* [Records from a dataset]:
·····

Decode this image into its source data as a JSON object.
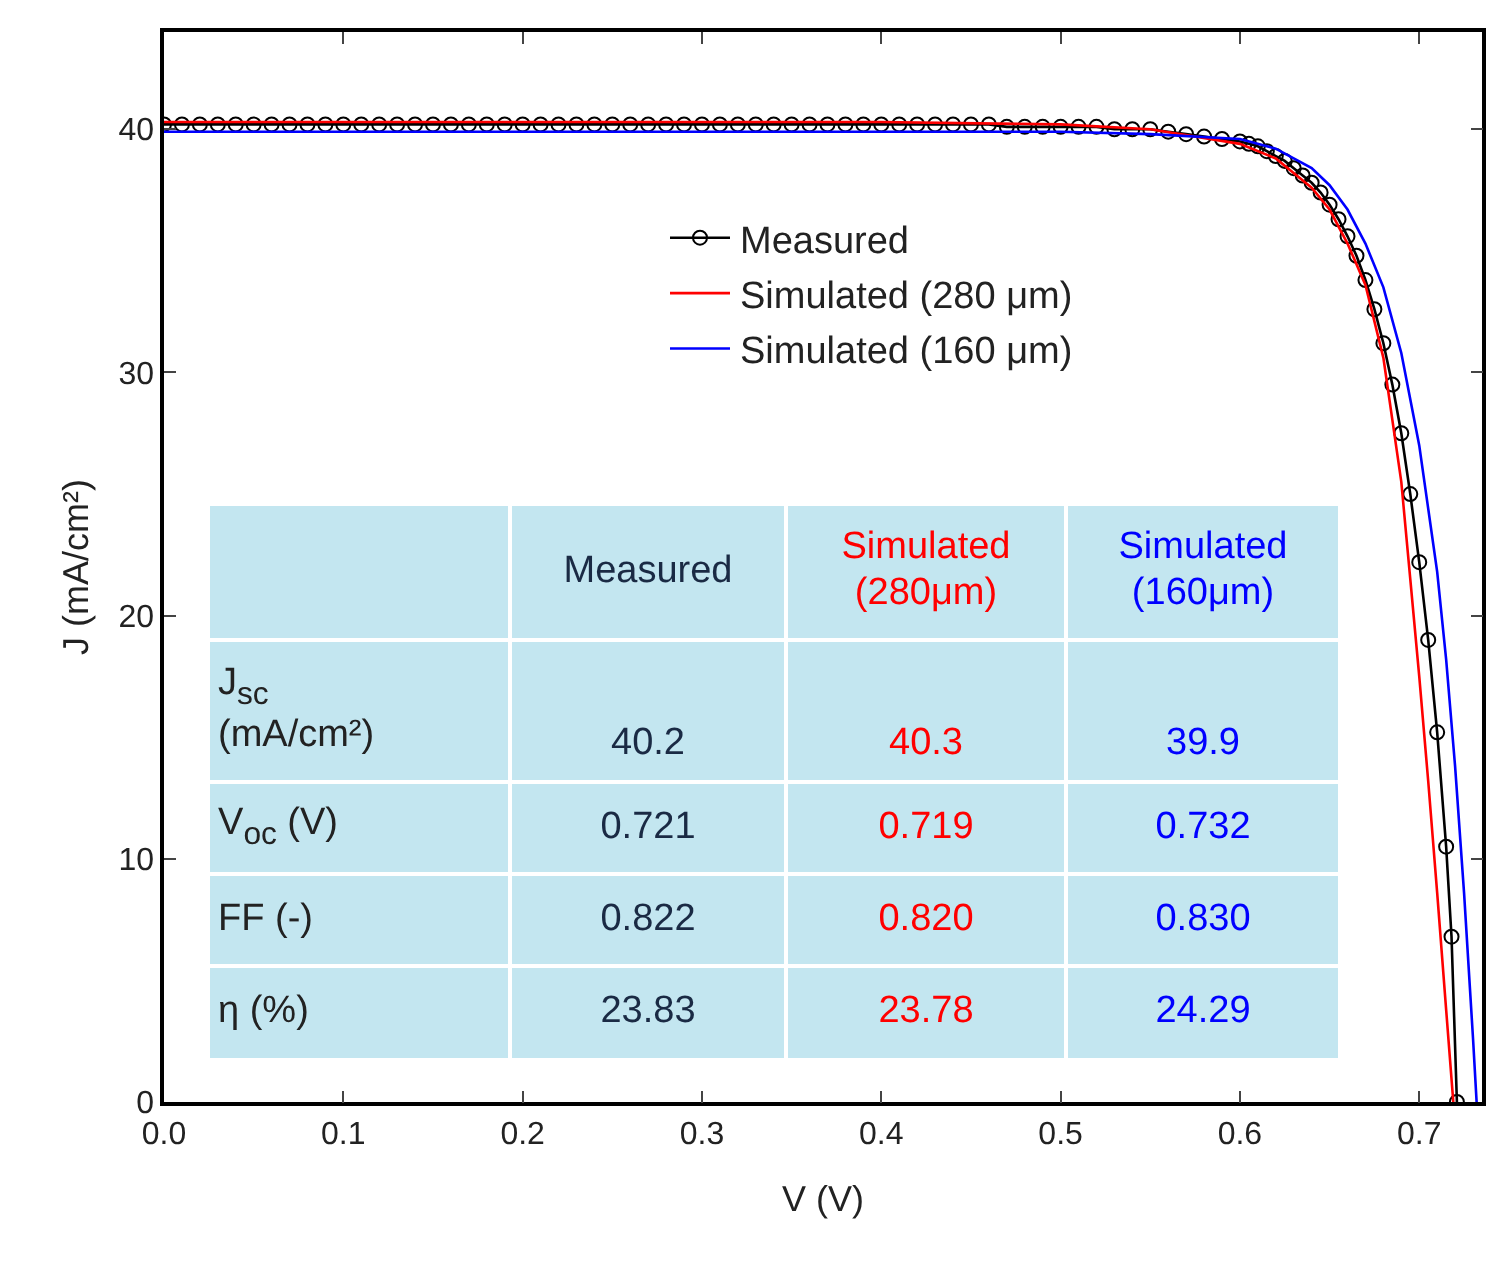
{
  "chart_data": {
    "type": "line",
    "xlabel": "V (V)",
    "ylabel": "J (mA/cm²)",
    "xlim": [
      0,
      0.735
    ],
    "xticks": [
      {
        "value": 0,
        "label": "0.0"
      },
      0.1,
      0.2,
      0.3,
      0.4,
      0.5,
      0.6,
      0.7
    ],
    "ylim": [
      0,
      44
    ],
    "yticks": [
      0,
      10,
      20,
      30,
      40
    ],
    "grid": false,
    "legend": "top right",
    "series": [
      {
        "name": "Measured",
        "color": "#000000",
        "marker": "circle",
        "x": [
          0,
          0.01,
          0.02,
          0.03,
          0.04,
          0.05,
          0.06,
          0.07,
          0.08,
          0.09,
          0.1,
          0.11,
          0.12,
          0.13,
          0.14,
          0.15,
          0.16,
          0.17,
          0.18,
          0.19,
          0.2,
          0.21,
          0.22,
          0.23,
          0.24,
          0.25,
          0.26,
          0.27,
          0.28,
          0.29,
          0.3,
          0.31,
          0.32,
          0.33,
          0.34,
          0.35,
          0.36,
          0.37,
          0.38,
          0.39,
          0.4,
          0.41,
          0.42,
          0.43,
          0.44,
          0.45,
          0.46,
          0.47,
          0.48,
          0.49,
          0.5,
          0.51,
          0.52,
          0.53,
          0.54,
          0.55,
          0.56,
          0.57,
          0.58,
          0.59,
          0.6,
          0.605,
          0.61,
          0.615,
          0.62,
          0.625,
          0.63,
          0.635,
          0.64,
          0.645,
          0.65,
          0.655,
          0.66,
          0.665,
          0.67,
          0.675,
          0.68,
          0.685,
          0.69,
          0.695,
          0.7,
          0.705,
          0.71,
          0.715,
          0.718,
          0.721
        ],
        "values": [
          40.2,
          40.2,
          40.2,
          40.2,
          40.2,
          40.2,
          40.2,
          40.2,
          40.2,
          40.2,
          40.2,
          40.2,
          40.2,
          40.2,
          40.2,
          40.2,
          40.2,
          40.2,
          40.2,
          40.2,
          40.2,
          40.2,
          40.2,
          40.2,
          40.2,
          40.2,
          40.2,
          40.2,
          40.2,
          40.2,
          40.2,
          40.2,
          40.2,
          40.2,
          40.2,
          40.2,
          40.2,
          40.2,
          40.2,
          40.2,
          40.2,
          40.2,
          40.2,
          40.2,
          40.2,
          40.2,
          40.2,
          40.1,
          40.1,
          40.1,
          40.1,
          40.1,
          40.1,
          40,
          40,
          40,
          39.9,
          39.8,
          39.7,
          39.6,
          39.5,
          39.4,
          39.3,
          39.1,
          38.9,
          38.7,
          38.4,
          38.1,
          37.8,
          37.4,
          36.9,
          36.3,
          35.6,
          34.8,
          33.8,
          32.6,
          31.2,
          29.5,
          27.5,
          25.0,
          22.2,
          19.0,
          15.2,
          10.5,
          6.8,
          0
        ]
      },
      {
        "name": "Simulated (280 μm)",
        "color": "#ff0000",
        "marker": "none",
        "x": [
          0,
          0.1,
          0.2,
          0.3,
          0.4,
          0.5,
          0.55,
          0.6,
          0.62,
          0.64,
          0.65,
          0.66,
          0.67,
          0.68,
          0.69,
          0.695,
          0.7,
          0.705,
          0.71,
          0.715,
          0.719
        ],
        "values": [
          40.3,
          40.3,
          40.3,
          40.3,
          40.3,
          40.2,
          40.0,
          39.4,
          38.8,
          37.6,
          36.7,
          35.3,
          33.6,
          30.6,
          25.5,
          21.5,
          17.5,
          13.2,
          8.6,
          3.8,
          0
        ]
      },
      {
        "name": "Simulated (160 μm)",
        "color": "#0000ff",
        "marker": "none",
        "x": [
          0,
          0.1,
          0.2,
          0.3,
          0.4,
          0.5,
          0.55,
          0.6,
          0.62,
          0.64,
          0.65,
          0.66,
          0.67,
          0.68,
          0.69,
          0.7,
          0.71,
          0.715,
          0.72,
          0.725,
          0.73,
          0.732
        ],
        "values": [
          39.9,
          39.9,
          39.9,
          39.9,
          39.9,
          39.9,
          39.8,
          39.6,
          39.2,
          38.4,
          37.7,
          36.7,
          35.3,
          33.5,
          30.8,
          27.0,
          21.8,
          18.2,
          13.8,
          8.6,
          2.6,
          0
        ]
      }
    ],
    "annotations": [
      "Measured",
      "Simulated\n(280μm)",
      "Simulated\n(160μm)",
      "J$_{sc}$\n(mA/cm²)",
      "40.2",
      "40.3",
      "39.9",
      "V$_{oc}$ (V)",
      "0.721",
      "0.719",
      "0.732",
      "FF (-)",
      "0.822",
      "0.820",
      "0.830",
      "η (%)",
      "23.83",
      "23.78",
      "24.29"
    ]
  }
}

·····

Find every line in the records above that holds the word "color", and copy each one.

* [Correct answer]:
        "color": "#000000",
        "color": "#ff0000",
        "color": "#0000ff",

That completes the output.